### Stated exercise
Which lines in the records below contain the word "خدمت"? Copy each one out.

(Records from a collection of figures)
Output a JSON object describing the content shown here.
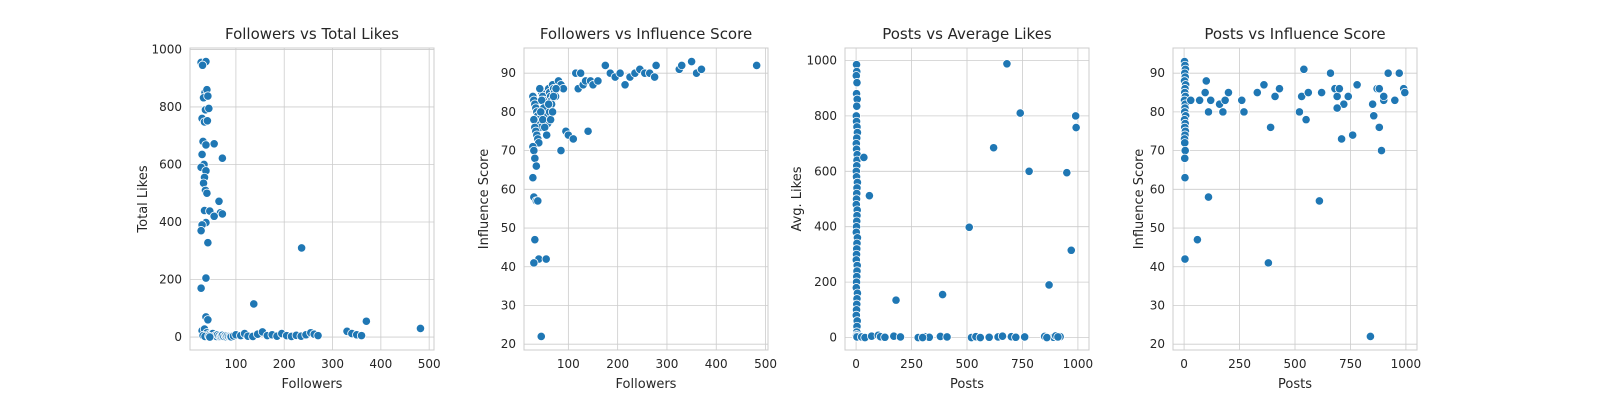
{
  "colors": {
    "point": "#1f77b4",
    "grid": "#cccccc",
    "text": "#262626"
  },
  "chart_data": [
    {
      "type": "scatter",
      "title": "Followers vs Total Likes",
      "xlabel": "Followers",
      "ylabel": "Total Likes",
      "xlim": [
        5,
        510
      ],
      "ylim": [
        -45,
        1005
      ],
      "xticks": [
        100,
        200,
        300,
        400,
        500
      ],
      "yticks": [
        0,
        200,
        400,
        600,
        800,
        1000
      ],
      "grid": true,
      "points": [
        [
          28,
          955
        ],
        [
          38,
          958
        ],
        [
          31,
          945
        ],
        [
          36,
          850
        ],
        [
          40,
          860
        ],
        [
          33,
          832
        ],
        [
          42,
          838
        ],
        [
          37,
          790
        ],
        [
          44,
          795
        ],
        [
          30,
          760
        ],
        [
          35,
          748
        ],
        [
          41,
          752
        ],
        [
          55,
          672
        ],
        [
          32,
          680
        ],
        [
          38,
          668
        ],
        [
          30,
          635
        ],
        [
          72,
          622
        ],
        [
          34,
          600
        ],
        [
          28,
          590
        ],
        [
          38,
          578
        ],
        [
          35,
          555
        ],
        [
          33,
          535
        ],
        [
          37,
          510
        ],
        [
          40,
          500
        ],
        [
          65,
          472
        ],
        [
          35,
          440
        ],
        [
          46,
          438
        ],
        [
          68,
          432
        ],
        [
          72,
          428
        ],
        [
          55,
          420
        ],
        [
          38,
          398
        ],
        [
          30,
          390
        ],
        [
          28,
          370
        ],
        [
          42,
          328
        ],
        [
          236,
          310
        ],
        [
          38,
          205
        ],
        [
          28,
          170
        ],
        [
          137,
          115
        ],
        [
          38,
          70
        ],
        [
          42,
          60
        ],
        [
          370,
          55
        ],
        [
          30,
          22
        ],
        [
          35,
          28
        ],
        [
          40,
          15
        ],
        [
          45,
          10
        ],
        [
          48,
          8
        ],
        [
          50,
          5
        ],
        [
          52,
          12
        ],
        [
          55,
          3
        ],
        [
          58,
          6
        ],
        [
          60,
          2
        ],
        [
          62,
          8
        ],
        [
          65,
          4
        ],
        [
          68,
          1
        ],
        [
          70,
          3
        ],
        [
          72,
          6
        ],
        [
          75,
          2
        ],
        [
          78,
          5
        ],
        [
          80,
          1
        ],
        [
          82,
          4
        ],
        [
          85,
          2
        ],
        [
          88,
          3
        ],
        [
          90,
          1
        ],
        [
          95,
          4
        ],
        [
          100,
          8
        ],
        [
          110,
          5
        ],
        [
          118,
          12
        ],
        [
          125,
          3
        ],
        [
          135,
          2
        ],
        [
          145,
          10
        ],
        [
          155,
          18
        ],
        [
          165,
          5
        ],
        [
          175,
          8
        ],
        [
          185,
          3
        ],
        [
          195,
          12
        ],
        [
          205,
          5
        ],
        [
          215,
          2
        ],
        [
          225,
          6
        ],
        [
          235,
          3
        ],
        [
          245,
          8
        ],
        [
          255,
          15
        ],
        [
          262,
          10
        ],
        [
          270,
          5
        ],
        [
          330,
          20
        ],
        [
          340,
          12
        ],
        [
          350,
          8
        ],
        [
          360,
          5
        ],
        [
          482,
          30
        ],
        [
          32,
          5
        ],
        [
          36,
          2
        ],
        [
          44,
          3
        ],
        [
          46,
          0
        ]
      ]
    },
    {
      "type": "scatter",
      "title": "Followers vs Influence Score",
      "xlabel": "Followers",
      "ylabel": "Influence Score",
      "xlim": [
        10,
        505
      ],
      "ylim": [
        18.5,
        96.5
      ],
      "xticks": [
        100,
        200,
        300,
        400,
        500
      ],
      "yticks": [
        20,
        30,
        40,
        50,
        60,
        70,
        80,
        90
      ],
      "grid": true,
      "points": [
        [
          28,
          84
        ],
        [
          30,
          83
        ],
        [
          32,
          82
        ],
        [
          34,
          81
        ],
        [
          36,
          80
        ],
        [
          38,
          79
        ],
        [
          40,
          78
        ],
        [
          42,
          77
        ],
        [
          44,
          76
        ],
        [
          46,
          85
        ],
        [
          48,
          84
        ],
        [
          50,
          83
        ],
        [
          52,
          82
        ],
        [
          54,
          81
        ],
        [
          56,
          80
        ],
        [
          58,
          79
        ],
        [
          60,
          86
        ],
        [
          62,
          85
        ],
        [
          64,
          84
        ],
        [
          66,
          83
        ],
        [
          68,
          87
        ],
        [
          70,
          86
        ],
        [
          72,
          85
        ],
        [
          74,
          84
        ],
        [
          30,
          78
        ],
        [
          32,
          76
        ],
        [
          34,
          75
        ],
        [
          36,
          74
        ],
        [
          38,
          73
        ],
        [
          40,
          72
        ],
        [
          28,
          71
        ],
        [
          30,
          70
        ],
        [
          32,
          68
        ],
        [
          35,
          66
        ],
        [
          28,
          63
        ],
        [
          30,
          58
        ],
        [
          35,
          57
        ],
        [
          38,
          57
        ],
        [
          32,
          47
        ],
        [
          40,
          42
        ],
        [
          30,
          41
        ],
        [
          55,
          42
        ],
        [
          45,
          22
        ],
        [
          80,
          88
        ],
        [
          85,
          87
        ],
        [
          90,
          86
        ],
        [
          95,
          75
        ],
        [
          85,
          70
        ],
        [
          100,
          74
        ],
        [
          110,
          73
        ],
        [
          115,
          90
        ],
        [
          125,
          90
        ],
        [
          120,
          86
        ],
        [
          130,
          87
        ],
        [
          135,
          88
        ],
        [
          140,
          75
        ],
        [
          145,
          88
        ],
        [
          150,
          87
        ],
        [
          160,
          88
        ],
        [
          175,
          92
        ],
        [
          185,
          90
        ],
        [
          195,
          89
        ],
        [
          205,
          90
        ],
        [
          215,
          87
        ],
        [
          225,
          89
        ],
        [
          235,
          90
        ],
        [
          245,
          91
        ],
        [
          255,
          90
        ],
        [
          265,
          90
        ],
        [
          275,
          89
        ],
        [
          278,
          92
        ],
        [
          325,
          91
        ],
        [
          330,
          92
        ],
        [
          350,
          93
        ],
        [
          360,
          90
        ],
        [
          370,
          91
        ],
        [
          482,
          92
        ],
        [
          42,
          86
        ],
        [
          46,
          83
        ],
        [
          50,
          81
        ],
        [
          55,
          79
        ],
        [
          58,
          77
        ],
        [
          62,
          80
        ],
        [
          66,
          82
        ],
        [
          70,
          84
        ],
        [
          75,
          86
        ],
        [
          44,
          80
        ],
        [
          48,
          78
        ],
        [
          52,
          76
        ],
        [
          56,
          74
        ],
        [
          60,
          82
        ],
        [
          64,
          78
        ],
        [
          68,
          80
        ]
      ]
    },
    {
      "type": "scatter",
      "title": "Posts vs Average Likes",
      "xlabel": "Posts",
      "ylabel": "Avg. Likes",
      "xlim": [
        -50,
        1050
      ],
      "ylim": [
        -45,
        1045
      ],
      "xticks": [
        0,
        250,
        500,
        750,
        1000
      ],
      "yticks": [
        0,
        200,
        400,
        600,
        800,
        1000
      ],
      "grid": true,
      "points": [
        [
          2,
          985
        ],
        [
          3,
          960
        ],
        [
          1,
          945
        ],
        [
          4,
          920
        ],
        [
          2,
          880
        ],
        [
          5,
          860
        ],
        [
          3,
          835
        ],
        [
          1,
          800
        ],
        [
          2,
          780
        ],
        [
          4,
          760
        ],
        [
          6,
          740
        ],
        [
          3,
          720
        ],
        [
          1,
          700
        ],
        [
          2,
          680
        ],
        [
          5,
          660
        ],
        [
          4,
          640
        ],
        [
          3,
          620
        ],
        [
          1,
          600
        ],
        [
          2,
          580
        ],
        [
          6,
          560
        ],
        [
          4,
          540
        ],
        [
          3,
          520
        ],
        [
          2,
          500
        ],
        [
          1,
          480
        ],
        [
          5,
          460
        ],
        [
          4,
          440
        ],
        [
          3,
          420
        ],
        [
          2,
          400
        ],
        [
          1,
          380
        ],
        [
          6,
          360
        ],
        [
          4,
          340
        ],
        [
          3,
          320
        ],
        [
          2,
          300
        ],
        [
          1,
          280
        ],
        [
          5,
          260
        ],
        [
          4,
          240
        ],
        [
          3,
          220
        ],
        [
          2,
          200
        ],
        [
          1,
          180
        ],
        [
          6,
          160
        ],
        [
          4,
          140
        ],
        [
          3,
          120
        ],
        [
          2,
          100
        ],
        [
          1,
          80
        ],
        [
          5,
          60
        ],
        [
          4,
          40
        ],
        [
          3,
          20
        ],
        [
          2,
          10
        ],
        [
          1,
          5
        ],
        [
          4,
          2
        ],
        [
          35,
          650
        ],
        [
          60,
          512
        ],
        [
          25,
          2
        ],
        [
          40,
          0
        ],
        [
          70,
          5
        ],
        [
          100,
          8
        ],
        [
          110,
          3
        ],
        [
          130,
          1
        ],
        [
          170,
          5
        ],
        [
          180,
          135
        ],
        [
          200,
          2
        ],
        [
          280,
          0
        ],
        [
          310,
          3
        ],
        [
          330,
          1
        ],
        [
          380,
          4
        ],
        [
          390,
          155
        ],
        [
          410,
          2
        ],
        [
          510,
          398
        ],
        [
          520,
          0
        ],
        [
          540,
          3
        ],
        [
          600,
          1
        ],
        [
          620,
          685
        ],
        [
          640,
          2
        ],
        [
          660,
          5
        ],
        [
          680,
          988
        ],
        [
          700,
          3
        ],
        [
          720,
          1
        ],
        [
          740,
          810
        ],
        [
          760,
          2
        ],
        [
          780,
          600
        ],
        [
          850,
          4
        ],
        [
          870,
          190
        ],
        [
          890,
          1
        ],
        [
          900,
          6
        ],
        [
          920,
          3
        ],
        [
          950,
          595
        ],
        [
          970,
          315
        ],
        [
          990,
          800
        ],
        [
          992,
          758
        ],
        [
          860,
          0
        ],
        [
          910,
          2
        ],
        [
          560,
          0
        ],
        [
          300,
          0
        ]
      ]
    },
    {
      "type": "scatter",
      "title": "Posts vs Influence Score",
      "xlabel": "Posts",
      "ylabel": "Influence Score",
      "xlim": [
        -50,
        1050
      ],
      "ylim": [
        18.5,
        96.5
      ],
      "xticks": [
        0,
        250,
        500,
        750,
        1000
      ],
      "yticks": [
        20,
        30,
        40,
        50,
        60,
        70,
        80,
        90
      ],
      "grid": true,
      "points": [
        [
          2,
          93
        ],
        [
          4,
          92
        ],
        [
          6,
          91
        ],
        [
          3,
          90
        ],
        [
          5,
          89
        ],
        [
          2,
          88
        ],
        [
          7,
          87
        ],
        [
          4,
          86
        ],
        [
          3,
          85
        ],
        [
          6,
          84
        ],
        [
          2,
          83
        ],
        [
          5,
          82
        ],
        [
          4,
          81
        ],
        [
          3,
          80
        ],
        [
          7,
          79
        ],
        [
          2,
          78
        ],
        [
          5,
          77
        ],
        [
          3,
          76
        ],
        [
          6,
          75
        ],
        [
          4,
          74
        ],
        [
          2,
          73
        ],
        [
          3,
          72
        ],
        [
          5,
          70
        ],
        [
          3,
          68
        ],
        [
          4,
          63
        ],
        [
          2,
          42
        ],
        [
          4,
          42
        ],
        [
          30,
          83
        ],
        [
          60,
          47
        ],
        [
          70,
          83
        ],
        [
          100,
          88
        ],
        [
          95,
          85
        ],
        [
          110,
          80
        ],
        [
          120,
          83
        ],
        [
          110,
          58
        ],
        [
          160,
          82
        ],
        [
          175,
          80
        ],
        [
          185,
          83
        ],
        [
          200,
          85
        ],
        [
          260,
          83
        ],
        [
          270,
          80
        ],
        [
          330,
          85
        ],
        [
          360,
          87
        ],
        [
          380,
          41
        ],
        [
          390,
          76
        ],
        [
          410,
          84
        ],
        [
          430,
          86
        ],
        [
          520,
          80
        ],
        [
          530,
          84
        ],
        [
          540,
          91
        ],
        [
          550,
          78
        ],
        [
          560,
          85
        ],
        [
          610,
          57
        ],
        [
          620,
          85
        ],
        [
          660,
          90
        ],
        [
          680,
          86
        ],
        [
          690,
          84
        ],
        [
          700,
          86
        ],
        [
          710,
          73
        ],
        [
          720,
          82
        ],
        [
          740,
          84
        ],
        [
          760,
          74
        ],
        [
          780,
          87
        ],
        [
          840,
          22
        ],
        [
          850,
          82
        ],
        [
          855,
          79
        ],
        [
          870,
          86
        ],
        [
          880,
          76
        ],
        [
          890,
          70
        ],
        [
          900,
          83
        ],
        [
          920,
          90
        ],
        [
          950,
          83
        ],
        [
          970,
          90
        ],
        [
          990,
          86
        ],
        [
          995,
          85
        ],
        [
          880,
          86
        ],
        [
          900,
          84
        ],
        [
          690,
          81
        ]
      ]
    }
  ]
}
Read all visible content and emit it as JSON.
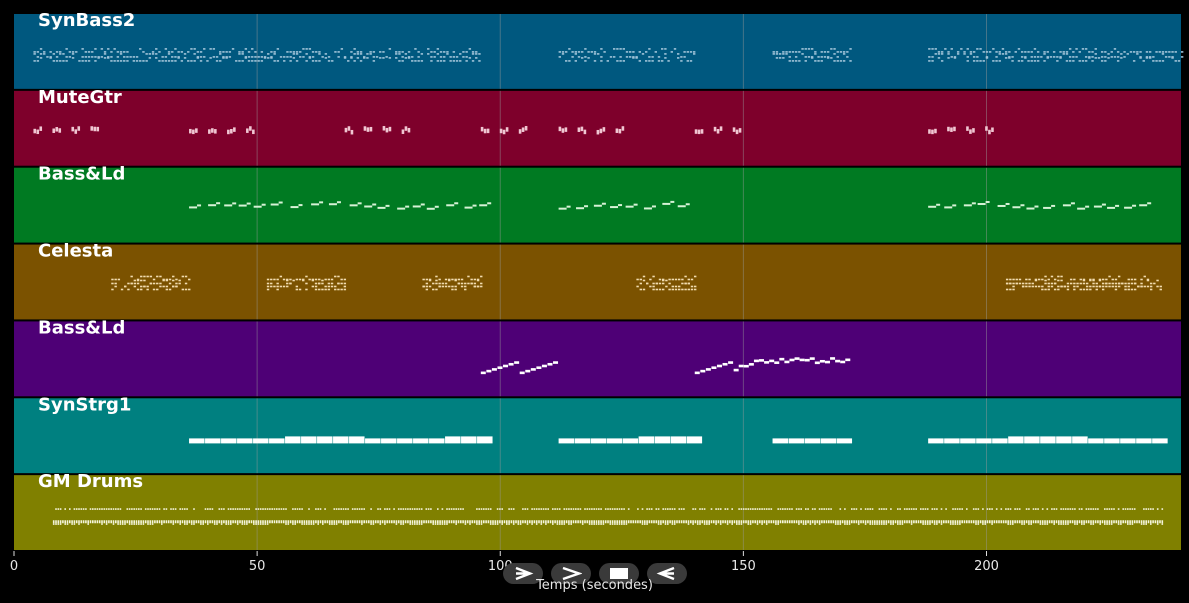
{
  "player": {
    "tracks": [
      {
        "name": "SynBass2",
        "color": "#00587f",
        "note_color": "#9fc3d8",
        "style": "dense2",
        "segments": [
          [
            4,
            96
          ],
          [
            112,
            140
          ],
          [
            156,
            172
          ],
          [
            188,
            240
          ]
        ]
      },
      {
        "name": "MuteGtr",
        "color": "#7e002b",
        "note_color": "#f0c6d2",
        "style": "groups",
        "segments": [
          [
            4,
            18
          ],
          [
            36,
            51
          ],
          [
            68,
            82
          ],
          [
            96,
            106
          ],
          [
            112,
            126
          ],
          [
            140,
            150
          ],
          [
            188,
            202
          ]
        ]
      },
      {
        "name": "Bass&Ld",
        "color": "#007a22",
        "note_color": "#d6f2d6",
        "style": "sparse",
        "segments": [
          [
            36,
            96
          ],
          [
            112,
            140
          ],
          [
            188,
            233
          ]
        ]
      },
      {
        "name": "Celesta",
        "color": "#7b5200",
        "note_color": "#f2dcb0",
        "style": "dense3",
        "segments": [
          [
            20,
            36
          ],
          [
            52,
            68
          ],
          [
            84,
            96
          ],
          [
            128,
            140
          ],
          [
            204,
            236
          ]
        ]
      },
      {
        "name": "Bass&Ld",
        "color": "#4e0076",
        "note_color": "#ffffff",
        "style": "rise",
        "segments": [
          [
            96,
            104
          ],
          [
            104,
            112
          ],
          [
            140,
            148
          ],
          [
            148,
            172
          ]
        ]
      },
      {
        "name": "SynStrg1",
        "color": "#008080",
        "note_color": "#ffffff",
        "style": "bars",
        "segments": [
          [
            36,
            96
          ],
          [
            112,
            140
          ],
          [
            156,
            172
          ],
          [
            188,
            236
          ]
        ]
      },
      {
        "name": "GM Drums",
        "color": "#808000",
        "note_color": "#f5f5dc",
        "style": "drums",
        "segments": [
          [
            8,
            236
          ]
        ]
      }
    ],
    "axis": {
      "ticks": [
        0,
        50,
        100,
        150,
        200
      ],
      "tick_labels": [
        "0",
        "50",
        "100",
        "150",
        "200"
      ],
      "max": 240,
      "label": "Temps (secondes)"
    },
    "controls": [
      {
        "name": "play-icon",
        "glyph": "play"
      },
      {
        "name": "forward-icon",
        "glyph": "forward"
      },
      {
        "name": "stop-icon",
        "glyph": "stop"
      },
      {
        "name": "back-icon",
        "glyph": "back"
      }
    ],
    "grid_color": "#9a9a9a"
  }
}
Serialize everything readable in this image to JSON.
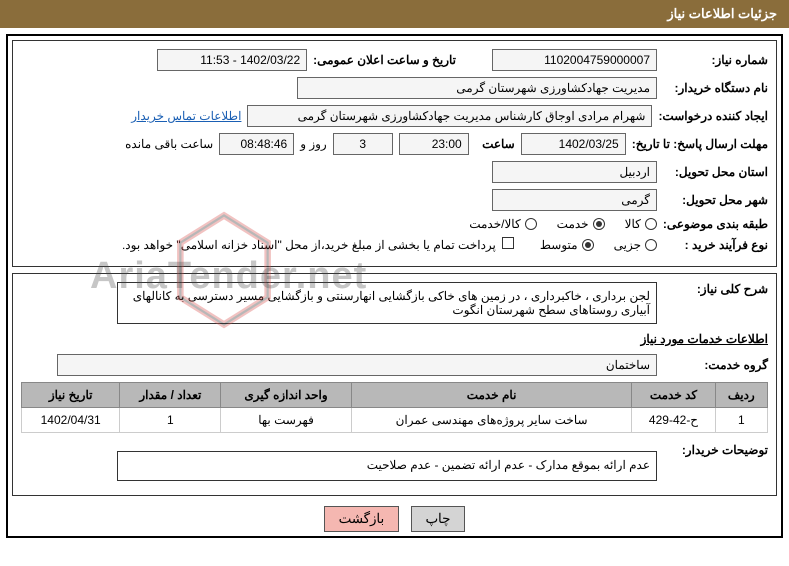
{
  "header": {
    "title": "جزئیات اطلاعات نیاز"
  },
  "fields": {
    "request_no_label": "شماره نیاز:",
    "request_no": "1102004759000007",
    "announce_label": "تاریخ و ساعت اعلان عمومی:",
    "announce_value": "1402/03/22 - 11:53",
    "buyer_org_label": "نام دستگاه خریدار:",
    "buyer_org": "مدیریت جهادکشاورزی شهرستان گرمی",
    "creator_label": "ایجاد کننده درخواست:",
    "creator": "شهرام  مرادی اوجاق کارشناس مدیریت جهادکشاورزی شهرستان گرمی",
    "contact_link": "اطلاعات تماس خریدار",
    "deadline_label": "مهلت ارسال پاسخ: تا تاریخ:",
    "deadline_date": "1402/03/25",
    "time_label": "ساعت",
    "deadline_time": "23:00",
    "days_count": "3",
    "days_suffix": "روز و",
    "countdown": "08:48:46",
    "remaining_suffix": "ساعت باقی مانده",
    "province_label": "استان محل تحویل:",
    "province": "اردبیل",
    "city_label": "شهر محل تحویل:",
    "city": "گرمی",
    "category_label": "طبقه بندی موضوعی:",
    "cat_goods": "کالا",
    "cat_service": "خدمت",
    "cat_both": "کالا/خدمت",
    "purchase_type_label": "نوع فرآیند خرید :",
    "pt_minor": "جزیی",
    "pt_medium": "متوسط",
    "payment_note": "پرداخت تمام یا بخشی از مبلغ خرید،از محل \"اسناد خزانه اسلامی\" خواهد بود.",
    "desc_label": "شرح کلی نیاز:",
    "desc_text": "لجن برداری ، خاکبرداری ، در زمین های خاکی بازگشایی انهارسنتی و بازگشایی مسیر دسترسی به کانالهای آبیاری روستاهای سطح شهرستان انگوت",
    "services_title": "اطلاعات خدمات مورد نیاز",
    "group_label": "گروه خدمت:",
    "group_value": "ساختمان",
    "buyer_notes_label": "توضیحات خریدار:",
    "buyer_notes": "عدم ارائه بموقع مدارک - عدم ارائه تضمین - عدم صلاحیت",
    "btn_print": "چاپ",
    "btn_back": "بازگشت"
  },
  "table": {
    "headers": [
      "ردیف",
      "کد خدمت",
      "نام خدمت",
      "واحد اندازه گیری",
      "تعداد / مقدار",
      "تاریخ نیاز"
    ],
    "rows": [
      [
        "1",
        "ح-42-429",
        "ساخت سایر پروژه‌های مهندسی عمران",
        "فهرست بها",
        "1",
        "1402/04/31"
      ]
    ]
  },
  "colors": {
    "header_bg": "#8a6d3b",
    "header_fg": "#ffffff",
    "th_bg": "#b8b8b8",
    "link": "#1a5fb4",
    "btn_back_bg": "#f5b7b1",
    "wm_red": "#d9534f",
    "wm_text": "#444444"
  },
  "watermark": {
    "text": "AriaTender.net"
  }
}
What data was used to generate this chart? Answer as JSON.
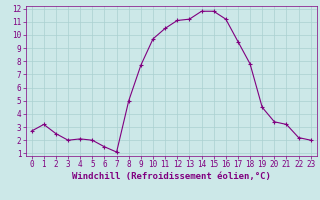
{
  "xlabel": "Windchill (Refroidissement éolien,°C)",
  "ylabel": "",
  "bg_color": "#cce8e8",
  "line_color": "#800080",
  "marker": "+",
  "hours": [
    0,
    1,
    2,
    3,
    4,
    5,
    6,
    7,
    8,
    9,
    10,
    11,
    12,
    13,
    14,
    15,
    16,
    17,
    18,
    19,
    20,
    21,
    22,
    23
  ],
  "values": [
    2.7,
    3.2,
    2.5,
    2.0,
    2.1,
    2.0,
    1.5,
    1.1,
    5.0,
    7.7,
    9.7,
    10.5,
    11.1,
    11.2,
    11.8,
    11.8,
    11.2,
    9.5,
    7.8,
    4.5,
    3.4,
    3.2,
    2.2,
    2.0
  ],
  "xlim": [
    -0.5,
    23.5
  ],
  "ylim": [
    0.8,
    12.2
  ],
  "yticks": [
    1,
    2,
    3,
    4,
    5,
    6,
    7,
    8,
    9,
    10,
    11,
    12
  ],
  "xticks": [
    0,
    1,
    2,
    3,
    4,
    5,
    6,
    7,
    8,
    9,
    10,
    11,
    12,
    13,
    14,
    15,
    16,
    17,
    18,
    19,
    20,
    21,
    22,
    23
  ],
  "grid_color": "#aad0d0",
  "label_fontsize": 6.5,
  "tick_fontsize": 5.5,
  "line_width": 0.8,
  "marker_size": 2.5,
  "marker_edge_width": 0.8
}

### Solved problem
    "cat_service": "خدمت",
    "cat_both": "کالا/خدمت",
    "group_label": "گروه خدمت:",
      "کد خدمت",
      "نام خدمت",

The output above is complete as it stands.